◆ **Challenge**
Locate all lines with the word "right" and copy them out.

◆ **Material for this task**
## Begin
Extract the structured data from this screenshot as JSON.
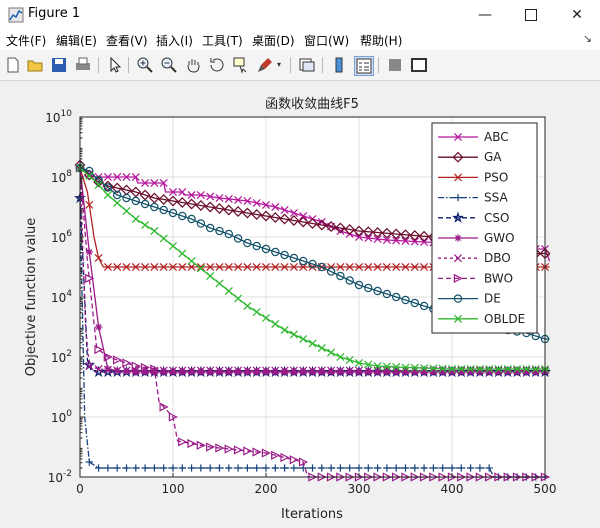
{
  "window": {
    "title": "Figure 1"
  },
  "menu": [
    "文件(F)",
    "编辑(E)",
    "查看(V)",
    "插入(I)",
    "工具(T)",
    "桌面(D)",
    "窗口(W)",
    "帮助(H)"
  ],
  "toolbar_icons": [
    "new-file-icon",
    "open-folder-icon",
    "save-icon",
    "print-icon",
    "pointer-icon",
    "zoom-in-icon",
    "zoom-out-icon",
    "pan-hand-icon",
    "data-cursor-icon",
    "brush-icon",
    "brush-dropdown-icon",
    "link-axes-icon",
    "colorbar-icon",
    "legend-icon",
    "hide-tools-icon",
    "dock-icon"
  ],
  "chart_data": {
    "type": "line",
    "title": "函数收敛曲线F5",
    "xlabel": "Iterations",
    "ylabel": "Objective function value",
    "xlim": [
      0,
      500
    ],
    "ylim_log10": [
      -2,
      10
    ],
    "yscale": "log",
    "xticks": [
      "0",
      "100",
      "200",
      "300",
      "400",
      "500"
    ],
    "yticks_exp": [
      "-2",
      "0",
      "2",
      "4",
      "6",
      "8",
      "10"
    ],
    "grid": true,
    "legend_position": "top-right",
    "series": [
      {
        "name": "ABC",
        "color": "#b5179e",
        "dash": "",
        "marker": "x",
        "points": [
          [
            0,
            8.3
          ],
          [
            5,
            8.2
          ],
          [
            10,
            8.1
          ],
          [
            15,
            8.0
          ],
          [
            20,
            8.0
          ],
          [
            60,
            8.0
          ],
          [
            62,
            7.8
          ],
          [
            90,
            7.8
          ],
          [
            92,
            7.5
          ],
          [
            110,
            7.5
          ],
          [
            112,
            7.4
          ],
          [
            130,
            7.4
          ],
          [
            150,
            7.3
          ],
          [
            180,
            7.2
          ],
          [
            210,
            7.0
          ],
          [
            240,
            6.7
          ],
          [
            260,
            6.5
          ],
          [
            280,
            6.2
          ],
          [
            300,
            6.0
          ],
          [
            330,
            5.9
          ],
          [
            360,
            5.85
          ],
          [
            390,
            5.8
          ],
          [
            420,
            5.8
          ],
          [
            450,
            5.75
          ],
          [
            480,
            5.6
          ],
          [
            500,
            5.6
          ],
          [
            505,
            5.2
          ]
        ]
      },
      {
        "name": "GA",
        "color": "#6a0d2b",
        "dash": "",
        "marker": "diamond",
        "points": [
          [
            0,
            8.4
          ],
          [
            15,
            7.9
          ],
          [
            30,
            7.7
          ],
          [
            45,
            7.6
          ],
          [
            60,
            7.5
          ],
          [
            80,
            7.3
          ],
          [
            100,
            7.2
          ],
          [
            120,
            7.1
          ],
          [
            140,
            7.0
          ],
          [
            160,
            6.9
          ],
          [
            180,
            6.8
          ],
          [
            200,
            6.7
          ],
          [
            220,
            6.6
          ],
          [
            240,
            6.5
          ],
          [
            260,
            6.4
          ],
          [
            280,
            6.3
          ],
          [
            300,
            6.2
          ],
          [
            320,
            6.15
          ],
          [
            340,
            6.1
          ],
          [
            360,
            6.05
          ],
          [
            380,
            6.0
          ],
          [
            400,
            5.9
          ],
          [
            420,
            5.7
          ],
          [
            440,
            5.55
          ],
          [
            460,
            5.5
          ],
          [
            480,
            5.45
          ],
          [
            500,
            5.45
          ],
          [
            505,
            5.4
          ]
        ]
      },
      {
        "name": "PSO",
        "color": "#b22222",
        "dash": "",
        "marker": "x",
        "points": [
          [
            0,
            8.3
          ],
          [
            8,
            7.5
          ],
          [
            15,
            6.0
          ],
          [
            20,
            5.3
          ],
          [
            25,
            5.0
          ],
          [
            60,
            5.0
          ],
          [
            150,
            5.0
          ],
          [
            300,
            5.0
          ],
          [
            450,
            5.0
          ],
          [
            505,
            5.0
          ]
        ]
      },
      {
        "name": "SSA",
        "color": "#16417c",
        "dash": "6,2,1.5,2",
        "marker": "plus",
        "points": [
          [
            0,
            7.3
          ],
          [
            5,
            0.0
          ],
          [
            10,
            -1.5
          ],
          [
            20,
            -1.7
          ],
          [
            300,
            -1.7
          ],
          [
            440,
            -1.7
          ],
          [
            445,
            -2.0
          ],
          [
            505,
            -2.0
          ]
        ]
      },
      {
        "name": "CSO",
        "color": "#0d1b6e",
        "dash": "5,3",
        "marker": "star",
        "points": [
          [
            0,
            7.3
          ],
          [
            5,
            4.0
          ],
          [
            8,
            1.9
          ],
          [
            12,
            1.55
          ],
          [
            20,
            1.5
          ],
          [
            500,
            1.5
          ],
          [
            505,
            1.5
          ]
        ]
      },
      {
        "name": "GWO",
        "color": "#9b1b88",
        "dash": "",
        "marker": "asterisk",
        "points": [
          [
            0,
            8.3
          ],
          [
            10,
            5.5
          ],
          [
            20,
            3.0
          ],
          [
            30,
            1.6
          ],
          [
            40,
            1.55
          ],
          [
            60,
            1.5
          ],
          [
            505,
            1.5
          ]
        ]
      },
      {
        "name": "DBO",
        "color": "#9b1b88",
        "dash": "3,3",
        "marker": "x",
        "points": [
          [
            0,
            8.3
          ],
          [
            6,
            3.0
          ],
          [
            10,
            1.7
          ],
          [
            20,
            1.6
          ],
          [
            40,
            1.55
          ],
          [
            505,
            1.55
          ]
        ]
      },
      {
        "name": "BWO",
        "color": "#9b1b88",
        "dash": "5,3",
        "marker": "triangle-right",
        "points": [
          [
            0,
            8.3
          ],
          [
            8,
            5.2
          ],
          [
            18,
            2.3
          ],
          [
            30,
            2.0
          ],
          [
            40,
            1.9
          ],
          [
            60,
            1.7
          ],
          [
            80,
            1.6
          ],
          [
            85,
            0.5
          ],
          [
            100,
            0.0
          ],
          [
            105,
            -0.8
          ],
          [
            140,
            -1.0
          ],
          [
            200,
            -1.2
          ],
          [
            240,
            -1.5
          ],
          [
            245,
            -2.0
          ],
          [
            505,
            -2.0
          ]
        ]
      },
      {
        "name": "DE",
        "color": "#15536b",
        "dash": "",
        "marker": "circle",
        "points": [
          [
            0,
            8.3
          ],
          [
            10,
            8.2
          ],
          [
            20,
            7.9
          ],
          [
            40,
            7.4
          ],
          [
            60,
            7.2
          ],
          [
            80,
            7.0
          ],
          [
            100,
            6.8
          ],
          [
            120,
            6.6
          ],
          [
            140,
            6.3
          ],
          [
            160,
            6.1
          ],
          [
            180,
            5.8
          ],
          [
            200,
            5.6
          ],
          [
            220,
            5.4
          ],
          [
            240,
            5.2
          ],
          [
            260,
            5.0
          ],
          [
            280,
            4.7
          ],
          [
            300,
            4.4
          ],
          [
            320,
            4.2
          ],
          [
            340,
            4.0
          ],
          [
            360,
            3.8
          ],
          [
            380,
            3.6
          ],
          [
            400,
            3.4
          ],
          [
            420,
            3.2
          ],
          [
            440,
            3.0
          ],
          [
            460,
            2.9
          ],
          [
            480,
            2.8
          ],
          [
            500,
            2.6
          ],
          [
            505,
            2.6
          ]
        ]
      },
      {
        "name": "OBLDE",
        "color": "#2eb82e",
        "dash": "",
        "marker": "x",
        "points": [
          [
            0,
            8.3
          ],
          [
            15,
            7.9
          ],
          [
            30,
            7.4
          ],
          [
            45,
            7.0
          ],
          [
            60,
            6.6
          ],
          [
            80,
            6.2
          ],
          [
            100,
            5.7
          ],
          [
            120,
            5.2
          ],
          [
            140,
            4.7
          ],
          [
            160,
            4.2
          ],
          [
            180,
            3.7
          ],
          [
            200,
            3.3
          ],
          [
            220,
            2.9
          ],
          [
            240,
            2.6
          ],
          [
            260,
            2.3
          ],
          [
            280,
            2.0
          ],
          [
            300,
            1.8
          ],
          [
            320,
            1.7
          ],
          [
            350,
            1.65
          ],
          [
            400,
            1.6
          ],
          [
            450,
            1.6
          ],
          [
            505,
            1.6
          ]
        ]
      }
    ]
  }
}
## End
◆ **Task output**
    "legend_position": "top-right",
        "marker": "triangle-right",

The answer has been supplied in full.